- [Goal]: Quote the entries that follow exactly, leaving none out.

- [Source records]:

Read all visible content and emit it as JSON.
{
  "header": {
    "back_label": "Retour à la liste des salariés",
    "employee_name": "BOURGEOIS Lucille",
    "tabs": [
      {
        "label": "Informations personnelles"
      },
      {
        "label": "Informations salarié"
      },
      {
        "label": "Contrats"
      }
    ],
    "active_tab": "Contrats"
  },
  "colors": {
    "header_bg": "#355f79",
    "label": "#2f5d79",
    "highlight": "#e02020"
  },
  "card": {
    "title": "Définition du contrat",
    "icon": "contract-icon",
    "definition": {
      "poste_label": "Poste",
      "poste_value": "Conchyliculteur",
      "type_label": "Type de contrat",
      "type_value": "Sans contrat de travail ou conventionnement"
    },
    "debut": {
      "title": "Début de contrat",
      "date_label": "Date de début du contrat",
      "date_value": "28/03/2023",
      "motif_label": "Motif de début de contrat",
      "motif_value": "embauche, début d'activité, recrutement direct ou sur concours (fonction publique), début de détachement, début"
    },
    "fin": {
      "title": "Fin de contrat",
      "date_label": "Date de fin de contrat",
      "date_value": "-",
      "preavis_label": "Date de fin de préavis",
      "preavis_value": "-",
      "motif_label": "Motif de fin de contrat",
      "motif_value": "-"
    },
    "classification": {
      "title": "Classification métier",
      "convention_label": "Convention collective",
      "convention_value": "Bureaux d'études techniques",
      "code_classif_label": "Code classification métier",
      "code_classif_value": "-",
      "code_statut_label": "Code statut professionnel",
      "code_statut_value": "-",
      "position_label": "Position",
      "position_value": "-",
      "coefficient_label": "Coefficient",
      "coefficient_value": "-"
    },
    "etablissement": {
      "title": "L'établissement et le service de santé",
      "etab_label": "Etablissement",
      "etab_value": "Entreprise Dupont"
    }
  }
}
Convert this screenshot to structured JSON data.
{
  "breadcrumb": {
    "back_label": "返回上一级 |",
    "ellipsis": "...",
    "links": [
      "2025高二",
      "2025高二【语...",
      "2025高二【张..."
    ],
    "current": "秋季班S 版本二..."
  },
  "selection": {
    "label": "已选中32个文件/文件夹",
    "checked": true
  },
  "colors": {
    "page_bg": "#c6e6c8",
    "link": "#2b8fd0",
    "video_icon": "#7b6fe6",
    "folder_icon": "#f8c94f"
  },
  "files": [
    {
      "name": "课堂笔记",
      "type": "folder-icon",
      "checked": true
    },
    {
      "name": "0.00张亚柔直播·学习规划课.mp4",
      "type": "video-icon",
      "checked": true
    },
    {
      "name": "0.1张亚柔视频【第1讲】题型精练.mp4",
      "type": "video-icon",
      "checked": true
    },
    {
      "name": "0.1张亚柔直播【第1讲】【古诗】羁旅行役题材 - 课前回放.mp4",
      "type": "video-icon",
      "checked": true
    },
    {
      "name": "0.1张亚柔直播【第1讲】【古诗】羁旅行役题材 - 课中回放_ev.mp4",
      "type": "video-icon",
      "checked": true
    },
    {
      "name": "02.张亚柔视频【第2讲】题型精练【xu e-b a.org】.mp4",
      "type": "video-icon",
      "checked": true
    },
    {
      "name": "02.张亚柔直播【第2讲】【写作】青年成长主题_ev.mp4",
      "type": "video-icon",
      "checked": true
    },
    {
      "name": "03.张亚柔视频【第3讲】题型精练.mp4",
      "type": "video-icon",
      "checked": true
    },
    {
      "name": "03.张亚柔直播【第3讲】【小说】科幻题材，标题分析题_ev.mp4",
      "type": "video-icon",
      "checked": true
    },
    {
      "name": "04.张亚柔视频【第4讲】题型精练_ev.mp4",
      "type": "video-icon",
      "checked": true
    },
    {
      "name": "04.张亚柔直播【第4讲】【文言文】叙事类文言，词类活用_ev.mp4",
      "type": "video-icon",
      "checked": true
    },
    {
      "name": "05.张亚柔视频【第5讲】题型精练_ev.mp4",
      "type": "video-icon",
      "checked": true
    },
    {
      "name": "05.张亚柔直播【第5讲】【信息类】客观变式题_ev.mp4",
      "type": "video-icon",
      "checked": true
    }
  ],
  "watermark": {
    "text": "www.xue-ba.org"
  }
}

- [Written response]:
Read all visible content and emit it as JSON.
{
  "header": {
    "back_label": "Retour à la liste des salariés",
    "employee_name": "BOURGEOIS Lucille",
    "tabs": [
      {
        "label": "Informations personnelles"
      },
      {
        "label": "Informations salarié"
      },
      {
        "label": "Contrats"
      }
    ],
    "active_tab": "Contrats"
  },
  "colors": {
    "header_bg": "#355f79",
    "label": "#2f5d79",
    "highlight": "#e02020"
  },
  "card": {
    "title": "Définition du contrat",
    "icon": "contract-icon",
    "definition": {
      "poste_label": "Poste",
      "poste_value": "Conchyliculteur",
      "type_label": "Type de contrat",
      "type_value": "Sans contrat de travail ou conventionnement"
    },
    "debut": {
      "title": "Début de contrat",
      "date_label": "Date de début du contrat",
      "date_value": "28/03/2023",
      "motif_label": "Motif de début de contrat",
      "motif_value": "embauche, début d'activité, recrutement direct ou sur concours (fonction publique), début de détachement, début"
    },
    "fin": {
      "title": "Fin de contrat",
      "date_label": "Date de fin de contrat",
      "date_value": "-",
      "preavis_label": "Date de fin de préavis",
      "preavis_value": "-",
      "motif_label": "Motif de fin de contrat",
      "motif_value": "-"
    },
    "classification": {
      "title": "Classification métier",
      "convention_label": "Convention collective",
      "convention_value": "Bureaux d'études techniques",
      "code_classif_label": "Code classification métier",
      "code_classif_value": "-",
      "code_statut_label": "Code statut professionnel",
      "code_statut_value": "-",
      "position_label": "Position",
      "position_value": "-",
      "coefficient_label": "Coefficient",
      "coefficient_value": "-"
    },
    "etablissement": {
      "title": "L'établissement et le service de santé",
      "etab_label": "Etablissement",
      "etab_value": "Entreprise Dupont"
    }
  }
}
Convert this screenshot to structured JSON data.
{
  "breadcrumb": {
    "back_label": "返回上一级 |",
    "ellipsis": "...",
    "links": [
      "2025高二",
      "2025高二【语...",
      "2025高二【张..."
    ],
    "current": "秋季班S 版本二..."
  },
  "selection": {
    "label": "已选中32个文件/文件夹",
    "checked": true
  },
  "colors": {
    "page_bg": "#c6e6c8",
    "link": "#2b8fd0",
    "video_icon": "#7b6fe6",
    "folder_icon": "#f8c94f"
  },
  "files": [
    {
      "name": "课堂笔记",
      "type": "folder-icon",
      "checked": true
    },
    {
      "name": "0.00张亚柔直播·学习规划课.mp4",
      "type": "video-icon",
      "checked": true
    },
    {
      "name": "0.1张亚柔视频【第1讲】题型精练.mp4",
      "type": "video-icon",
      "checked": true
    },
    {
      "name": "0.1张亚柔直播【第1讲】【古诗】羁旅行役题材 - 课前回放.mp4",
      "type": "video-icon",
      "checked": true
    },
    {
      "name": "0.1张亚柔直播【第1讲】【古诗】羁旅行役题材 - 课中回放_ev.mp4",
      "type": "video-icon",
      "checked": true
    },
    {
      "name": "02.张亚柔视频【第2讲】题型精练【xu e-b a.org】.mp4",
      "type": "video-icon",
      "checked": true
    },
    {
      "name": "02.张亚柔直播【第2讲】【写作】青年成长主题_ev.mp4",
      "type": "video-icon",
      "checked": true
    },
    {
      "name": "03.张亚柔视频【第3讲】题型精练.mp4",
      "type": "video-icon",
      "checked": true
    },
    {
      "name": "03.张亚柔直播【第3讲】【小说】科幻题材，标题分析题_ev.mp4",
      "type": "video-icon",
      "checked": true
    },
    {
      "name": "04.张亚柔视频【第4讲】题型精练_ev.mp4",
      "type": "video-icon",
      "checked": true
    },
    {
      "name": "04.张亚柔直播【第4讲】【文言文】叙事类文言，词类活用_ev.mp4",
      "type": "video-icon",
      "checked": true
    },
    {
      "name": "05.张亚柔视频【第5讲】题型精练_ev.mp4",
      "type": "video-icon",
      "checked": true
    },
    {
      "name": "05.张亚柔直播【第5讲】【信息类】客观变式题_ev.mp4",
      "type": "video-icon",
      "checked": true
    }
  ],
  "watermark": {
    "text": "www.xue-ba.org"
  }
}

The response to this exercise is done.